- Exercise requirements -
Repeat every record below exactly, but leave out any pictures.

- Record list -
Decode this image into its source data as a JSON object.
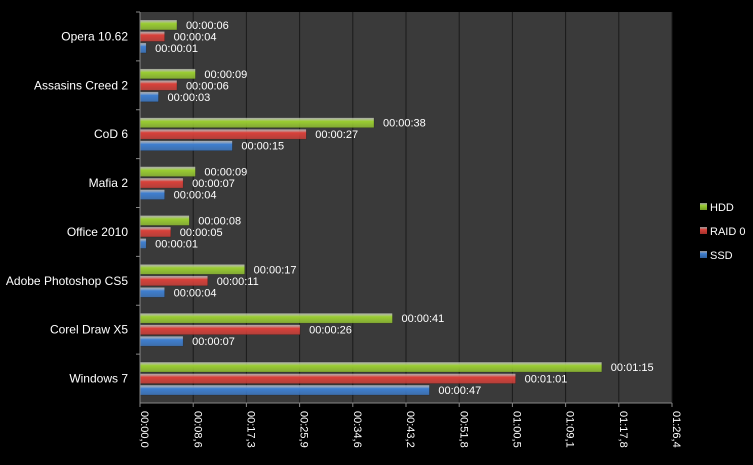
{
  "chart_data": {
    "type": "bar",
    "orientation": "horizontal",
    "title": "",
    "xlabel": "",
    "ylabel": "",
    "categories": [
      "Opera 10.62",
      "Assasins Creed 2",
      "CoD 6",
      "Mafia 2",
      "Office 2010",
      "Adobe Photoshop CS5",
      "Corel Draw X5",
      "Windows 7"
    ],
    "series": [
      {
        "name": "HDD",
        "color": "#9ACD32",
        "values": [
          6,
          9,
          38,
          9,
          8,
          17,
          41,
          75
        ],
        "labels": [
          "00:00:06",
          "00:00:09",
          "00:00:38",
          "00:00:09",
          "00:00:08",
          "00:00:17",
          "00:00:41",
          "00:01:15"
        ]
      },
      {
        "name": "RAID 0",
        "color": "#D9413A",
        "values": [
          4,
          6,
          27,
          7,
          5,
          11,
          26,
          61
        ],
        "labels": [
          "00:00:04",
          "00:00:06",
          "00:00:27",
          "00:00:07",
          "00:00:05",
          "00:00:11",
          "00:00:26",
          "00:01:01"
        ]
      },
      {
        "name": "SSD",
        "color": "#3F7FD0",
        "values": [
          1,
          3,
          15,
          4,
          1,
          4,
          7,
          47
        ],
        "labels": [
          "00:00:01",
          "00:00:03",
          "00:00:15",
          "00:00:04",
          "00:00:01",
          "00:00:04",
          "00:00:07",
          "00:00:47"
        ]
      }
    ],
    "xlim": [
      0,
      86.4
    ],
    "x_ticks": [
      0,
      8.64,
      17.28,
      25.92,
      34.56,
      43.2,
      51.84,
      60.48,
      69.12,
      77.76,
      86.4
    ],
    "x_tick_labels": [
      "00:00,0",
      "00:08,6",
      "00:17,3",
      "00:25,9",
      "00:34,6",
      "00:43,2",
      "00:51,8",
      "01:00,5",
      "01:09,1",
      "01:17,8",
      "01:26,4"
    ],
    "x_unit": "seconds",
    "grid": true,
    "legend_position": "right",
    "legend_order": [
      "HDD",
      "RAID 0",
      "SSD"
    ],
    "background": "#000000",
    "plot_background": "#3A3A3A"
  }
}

- Full response -
Decode this image into its source data as a JSON object.
{
  "chart_data": {
    "type": "bar",
    "orientation": "horizontal",
    "title": "",
    "xlabel": "",
    "ylabel": "",
    "categories": [
      "Opera 10.62",
      "Assasins Creed 2",
      "CoD 6",
      "Mafia 2",
      "Office 2010",
      "Adobe Photoshop CS5",
      "Corel Draw X5",
      "Windows 7"
    ],
    "series": [
      {
        "name": "HDD",
        "color": "#9ACD32",
        "values": [
          6,
          9,
          38,
          9,
          8,
          17,
          41,
          75
        ],
        "labels": [
          "00:00:06",
          "00:00:09",
          "00:00:38",
          "00:00:09",
          "00:00:08",
          "00:00:17",
          "00:00:41",
          "00:01:15"
        ]
      },
      {
        "name": "RAID 0",
        "color": "#D9413A",
        "values": [
          4,
          6,
          27,
          7,
          5,
          11,
          26,
          61
        ],
        "labels": [
          "00:00:04",
          "00:00:06",
          "00:00:27",
          "00:00:07",
          "00:00:05",
          "00:00:11",
          "00:00:26",
          "00:01:01"
        ]
      },
      {
        "name": "SSD",
        "color": "#3F7FD0",
        "values": [
          1,
          3,
          15,
          4,
          1,
          4,
          7,
          47
        ],
        "labels": [
          "00:00:01",
          "00:00:03",
          "00:00:15",
          "00:00:04",
          "00:00:01",
          "00:00:04",
          "00:00:07",
          "00:00:47"
        ]
      }
    ],
    "xlim": [
      0,
      86.4
    ],
    "x_ticks": [
      0,
      8.64,
      17.28,
      25.92,
      34.56,
      43.2,
      51.84,
      60.48,
      69.12,
      77.76,
      86.4
    ],
    "x_tick_labels": [
      "00:00,0",
      "00:08,6",
      "00:17,3",
      "00:25,9",
      "00:34,6",
      "00:43,2",
      "00:51,8",
      "01:00,5",
      "01:09,1",
      "01:17,8",
      "01:26,4"
    ],
    "x_unit": "seconds",
    "grid": true,
    "legend_position": "right",
    "legend_order": [
      "HDD",
      "RAID 0",
      "SSD"
    ],
    "background": "#000000",
    "plot_background": "#3A3A3A"
  }
}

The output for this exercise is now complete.